_Requirement_:
Identify the lines that contain the string "image", then copy each of them.

_Information given_:
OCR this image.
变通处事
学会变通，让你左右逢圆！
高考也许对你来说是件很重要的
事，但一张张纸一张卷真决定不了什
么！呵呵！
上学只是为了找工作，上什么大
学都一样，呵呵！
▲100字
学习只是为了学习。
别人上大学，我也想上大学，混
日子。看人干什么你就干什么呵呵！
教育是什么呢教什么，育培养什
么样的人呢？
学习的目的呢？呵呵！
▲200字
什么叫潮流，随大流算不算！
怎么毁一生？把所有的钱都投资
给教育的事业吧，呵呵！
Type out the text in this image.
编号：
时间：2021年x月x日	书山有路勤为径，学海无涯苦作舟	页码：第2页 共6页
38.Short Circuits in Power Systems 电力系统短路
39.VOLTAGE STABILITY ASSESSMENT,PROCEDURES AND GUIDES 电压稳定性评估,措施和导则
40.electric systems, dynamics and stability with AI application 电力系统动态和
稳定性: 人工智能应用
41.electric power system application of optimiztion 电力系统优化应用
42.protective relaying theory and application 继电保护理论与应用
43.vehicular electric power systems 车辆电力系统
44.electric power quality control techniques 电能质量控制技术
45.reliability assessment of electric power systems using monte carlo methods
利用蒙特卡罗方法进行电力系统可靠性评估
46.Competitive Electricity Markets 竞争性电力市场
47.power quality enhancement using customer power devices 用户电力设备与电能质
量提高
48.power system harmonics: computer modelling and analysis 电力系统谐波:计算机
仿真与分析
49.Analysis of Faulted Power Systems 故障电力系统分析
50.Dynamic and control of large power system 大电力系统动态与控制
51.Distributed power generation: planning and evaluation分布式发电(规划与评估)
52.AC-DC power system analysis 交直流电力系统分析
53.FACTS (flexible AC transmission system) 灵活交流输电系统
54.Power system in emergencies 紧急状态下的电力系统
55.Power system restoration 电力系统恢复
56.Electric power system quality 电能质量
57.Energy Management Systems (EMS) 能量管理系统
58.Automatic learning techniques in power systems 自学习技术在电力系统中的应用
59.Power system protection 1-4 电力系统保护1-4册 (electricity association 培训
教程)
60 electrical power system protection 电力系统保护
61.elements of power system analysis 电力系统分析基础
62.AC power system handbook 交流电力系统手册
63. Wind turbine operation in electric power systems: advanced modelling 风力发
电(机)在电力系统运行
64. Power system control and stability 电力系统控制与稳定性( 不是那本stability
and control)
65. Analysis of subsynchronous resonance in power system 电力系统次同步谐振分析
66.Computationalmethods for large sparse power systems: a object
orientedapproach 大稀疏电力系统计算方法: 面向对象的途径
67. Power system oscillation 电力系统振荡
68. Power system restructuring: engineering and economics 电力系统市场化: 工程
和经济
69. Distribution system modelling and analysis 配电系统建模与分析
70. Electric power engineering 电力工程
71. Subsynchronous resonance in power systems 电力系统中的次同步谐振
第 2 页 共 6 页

_Answer to this problem_:
OCR this image.
Type out the text in this image.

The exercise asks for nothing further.